## Instructions to follow
Collect all lines below with the string "color".

☆ ☆ ☆ ☆ ☆ ☆ ☆

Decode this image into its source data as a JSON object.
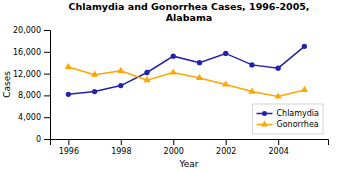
{
  "chart_data": {
    "type": "line",
    "title": "Chlamydia and Gonorrhea Cases, 1996-2005,\nAlabama",
    "x": [
      1996,
      1997,
      1998,
      1999,
      2000,
      2001,
      2002,
      2003,
      2004,
      2005
    ],
    "series": [
      {
        "name": "Chlamydia",
        "color": "#2222aa",
        "marker": "circle",
        "line_style": "solid",
        "values": [
          8200,
          8700,
          9800,
          12200,
          15200,
          14000,
          15700,
          13600,
          13000,
          17000
        ]
      },
      {
        "name": "Gonorrhea",
        "color": "#ffa500",
        "marker": "triangle",
        "line_style": "solid",
        "values": [
          13200,
          11800,
          12500,
          10800,
          12200,
          11200,
          10000,
          8700,
          7800,
          9000
        ]
      }
    ],
    "xlim": [
      1995.3,
      2005.9
    ],
    "xticks": [
      1996,
      1998,
      2000,
      2002,
      2004
    ],
    "ylim": [
      0,
      20000
    ],
    "yticks": [
      0,
      {
        "value": 4000,
        "label": "4,000"
      },
      {
        "value": 8000,
        "label": "8,000"
      },
      {
        "value": 12000,
        "label": "12,000"
      },
      {
        "value": 16000,
        "label": "16,000"
      },
      {
        "value": 20000,
        "label": "20,000"
      }
    ],
    "xlabel": "Year",
    "ylabel": "Cases",
    "grid": false,
    "legend": "lower-right"
  }
}
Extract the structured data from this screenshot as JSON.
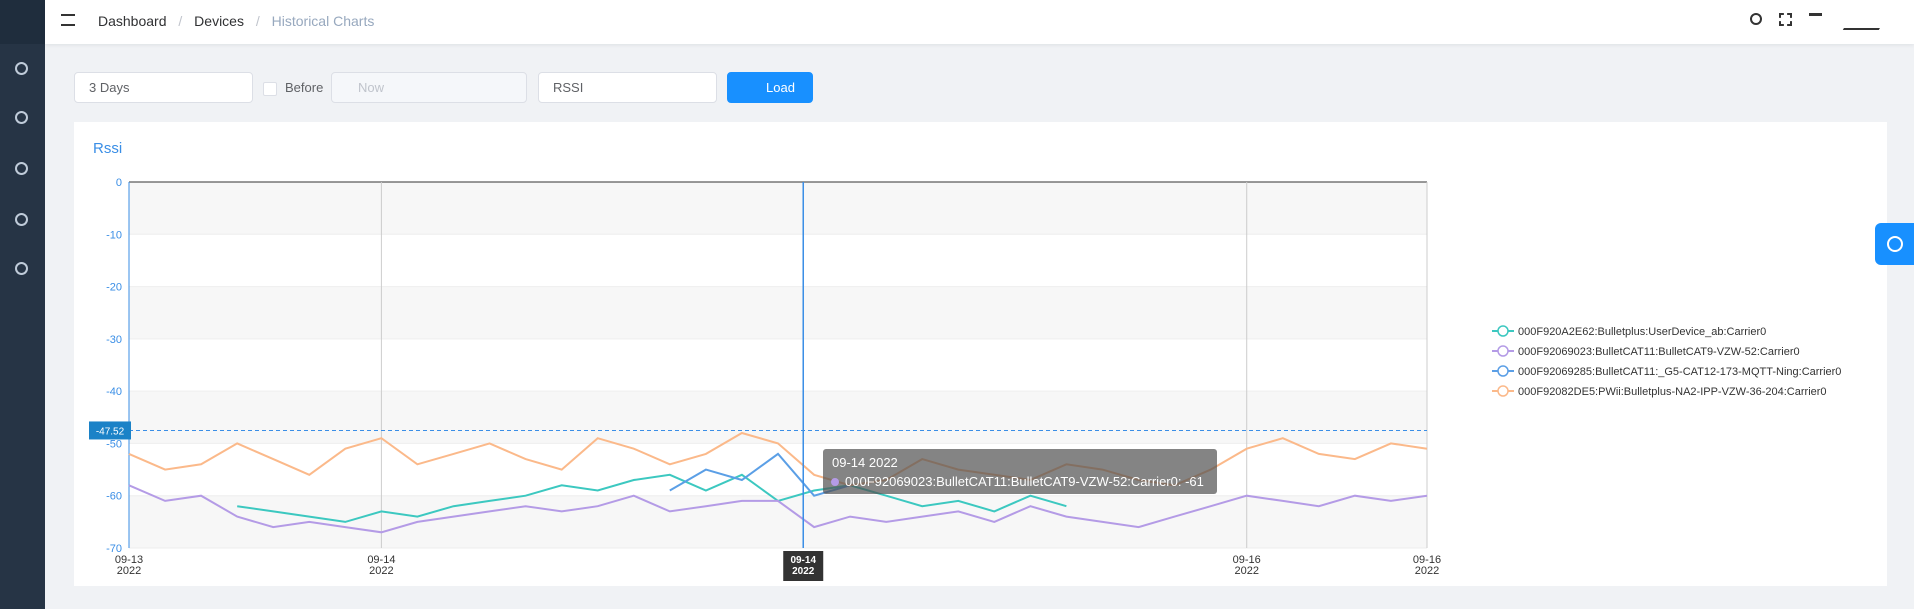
{
  "header": {
    "breadcrumb": [
      "Dashboard",
      "Devices",
      "Historical Charts"
    ],
    "separator": "/"
  },
  "controls": {
    "range": "3 Days",
    "before": "Before",
    "time_placeholder": "Now",
    "metric": "RSSI",
    "button": "Load"
  },
  "chart_data": {
    "type": "line",
    "title": "Rssi",
    "x": [
      0,
      2,
      4,
      6,
      8,
      10,
      12,
      14,
      16,
      18,
      20,
      22,
      24,
      26,
      28,
      30,
      32,
      34,
      36,
      38,
      40,
      42,
      44,
      46,
      48,
      50,
      52,
      54,
      56,
      58,
      60,
      62,
      64,
      66,
      68,
      70,
      72
    ],
    "xlim": [
      0,
      72
    ],
    "xticks": [
      {
        "value": 0,
        "label": "09-13\n2022"
      },
      {
        "value": 14,
        "label": "09-14\n2022"
      },
      {
        "value": 62,
        "label": "09-16\n2022"
      },
      {
        "value": 72,
        "label": "09-16\n2022"
      }
    ],
    "ylim": [
      -70,
      0
    ],
    "yticks": [
      0,
      -10,
      -20,
      -30,
      -40,
      -50,
      -60,
      -70
    ],
    "mark_line": -47.52,
    "axis_pointer": {
      "x": 37.4,
      "label": "09-14\n2022"
    },
    "tooltip": {
      "title": "09-14 2022",
      "text": "000F92069023:BulletCAT11:BulletCAT9-VZW-52:Carrier0: -61"
    },
    "series": [
      {
        "name": "000F920A2E62:Bulletplus:UserDevice_ab:Carrier0",
        "color": "#3cc8c0",
        "values": [
          null,
          null,
          null,
          -62,
          -63,
          -64,
          -65,
          -63,
          -64,
          -62,
          -61,
          -60,
          -58,
          -59,
          -57,
          -56,
          -59,
          -56,
          -61,
          -59,
          -58,
          -60,
          -62,
          -61,
          -63,
          -60,
          -62,
          null,
          null,
          null,
          null,
          null,
          null,
          null,
          null,
          null,
          null
        ]
      },
      {
        "name": "000F92069023:BulletCAT11:BulletCAT9-VZW-52:Carrier0",
        "color": "#b49be6",
        "values": [
          -58,
          -61,
          -60,
          -64,
          -66,
          -65,
          -66,
          -67,
          -65,
          -64,
          -63,
          -62,
          -63,
          -62,
          -60,
          -63,
          -62,
          -61,
          -61,
          -66,
          -64,
          -65,
          -64,
          -63,
          -65,
          -62,
          -64,
          -65,
          -66,
          -64,
          -62,
          -60,
          -61,
          -62,
          -60,
          -61,
          -60
        ]
      },
      {
        "name": "000F92069285:BulletCAT11:_G5-CAT12-173-MQTT-Ning:Carrier0",
        "color": "#5b9fe6",
        "values": [
          null,
          null,
          null,
          null,
          null,
          null,
          null,
          null,
          null,
          null,
          null,
          null,
          null,
          null,
          null,
          -59,
          -55,
          -57,
          -52,
          -60,
          -58,
          null,
          null,
          null,
          null,
          null,
          null,
          null,
          null,
          null,
          null,
          null,
          null,
          null,
          null,
          null,
          null
        ]
      },
      {
        "name": "000F92082DE5:PWii:Bulletplus-NA2-IPP-VZW-36-204:Carrier0",
        "color": "#fbb98a",
        "values": [
          -52,
          -55,
          -54,
          -50,
          -53,
          -56,
          -51,
          -49,
          -54,
          -52,
          -50,
          -53,
          -55,
          -49,
          -51,
          -54,
          -52,
          -48,
          -50,
          -56,
          -58,
          -57,
          -53,
          -55,
          -56,
          -57,
          -54,
          -55,
          -57,
          -58,
          -55,
          -51,
          -49,
          -52,
          -53,
          -50,
          -51
        ]
      }
    ]
  }
}
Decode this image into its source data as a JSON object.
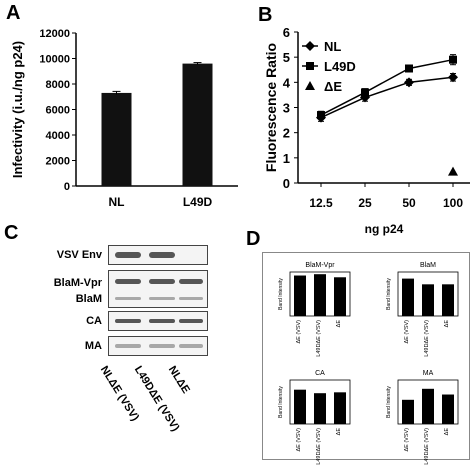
{
  "panels": {
    "A": {
      "letter": "A",
      "chart_data": {
        "type": "bar",
        "categories": [
          "NL",
          "L49D"
        ],
        "values": [
          7300,
          9600
        ],
        "errors": [
          120,
          80
        ],
        "ylabel": "Infectivity (i.u./ng p24)",
        "ylim": [
          0,
          12000
        ],
        "yticks": [
          "0",
          "2000",
          "4000",
          "6000",
          "8000",
          "10000",
          "12000"
        ],
        "color": "#111111"
      }
    },
    "B": {
      "letter": "B",
      "chart_data": {
        "type": "line",
        "x": [
          "12.5",
          "25",
          "50",
          "100"
        ],
        "xlabel": "ng p24",
        "ylabel": "Fluorescence Ratio",
        "ylim": [
          0,
          6
        ],
        "yticks": [
          "0",
          "1",
          "2",
          "3",
          "4",
          "5",
          "6"
        ],
        "legend_position": "top-left",
        "series": [
          {
            "name": "NL",
            "marker": "diamond",
            "values": [
              2.6,
              3.4,
              4.0,
              4.2
            ],
            "errors": [
              0.15,
              0.15,
              0.12,
              0.15
            ]
          },
          {
            "name": "L49D",
            "marker": "square",
            "values": [
              2.7,
              3.6,
              4.55,
              4.9
            ],
            "errors": [
              0.15,
              0.15,
              0.12,
              0.2
            ]
          },
          {
            "name": "ΔE",
            "marker": "triangle",
            "values": [
              null,
              null,
              null,
              0.45
            ],
            "errors": [
              null,
              null,
              null,
              0
            ]
          }
        ]
      }
    },
    "C": {
      "letter": "C",
      "rows": [
        {
          "label": "VSV Env"
        },
        {
          "label": "BlaM-Vpr"
        },
        {
          "label": "BlaM"
        },
        {
          "label": "CA"
        },
        {
          "label": "MA"
        }
      ],
      "lanes": [
        "NLΔE (VSV)",
        "L49DΔE (VSV)",
        "NLΔE"
      ]
    },
    "D": {
      "letter": "D",
      "chart_data": [
        {
          "type": "bar",
          "title": "BlaM-Vpr",
          "ylabel": "Band Intensity",
          "categories": [
            "ΔE (VSV)",
            "L49DΔE (VSV)",
            "ΔE"
          ],
          "values": [
            0.92,
            0.95,
            0.88
          ],
          "ylim": [
            0,
            1
          ]
        },
        {
          "type": "bar",
          "title": "BlaM",
          "ylabel": "Band Intensity",
          "categories": [
            "ΔE (VSV)",
            "L49DΔE (VSV)",
            "ΔE"
          ],
          "values": [
            0.85,
            0.72,
            0.72
          ],
          "ylim": [
            0,
            1
          ]
        },
        {
          "type": "bar",
          "title": "CA",
          "ylabel": "Band Intensity",
          "categories": [
            "ΔE (VSV)",
            "L49DΔE (VSV)",
            "ΔE"
          ],
          "values": [
            0.78,
            0.7,
            0.72
          ],
          "ylim": [
            0,
            1
          ]
        },
        {
          "type": "bar",
          "title": "MA",
          "ylabel": "Band Intensity",
          "categories": [
            "ΔE (VSV)",
            "L49DΔE (VSV)",
            "ΔE"
          ],
          "values": [
            0.55,
            0.8,
            0.67
          ],
          "ylim": [
            0,
            1
          ]
        }
      ]
    }
  }
}
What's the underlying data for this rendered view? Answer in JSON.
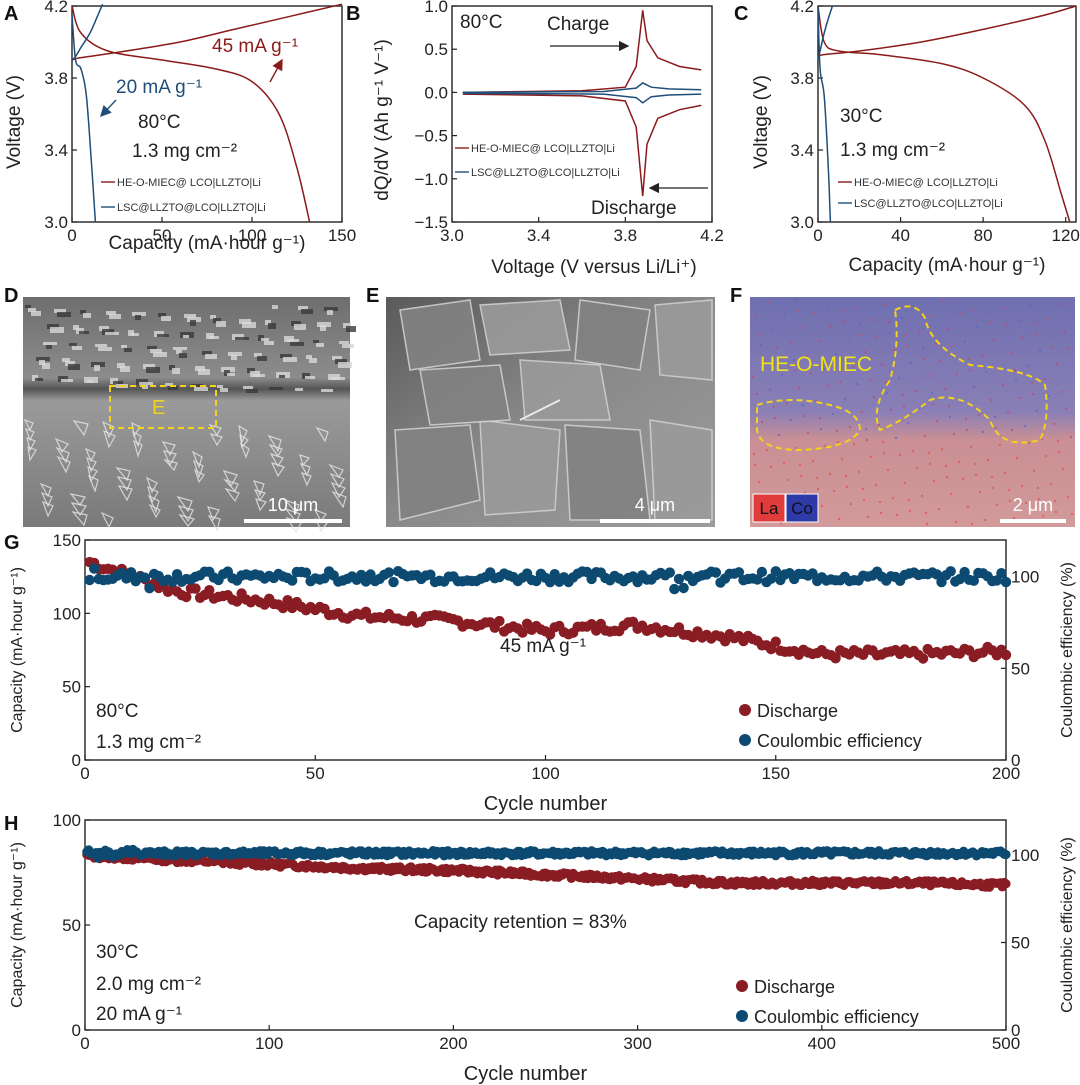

☆ ☆ ☆ ☆ ☆ ☆ ☆

## Answer to the task
        "color": "#2222aa",
        "color": "#ffa500",
        "color": "#3cc8c0",
        "color": "#b49be6",
        "color": "#5b9fe6",
        "color": "#fbb98a",
        "color": "#111111"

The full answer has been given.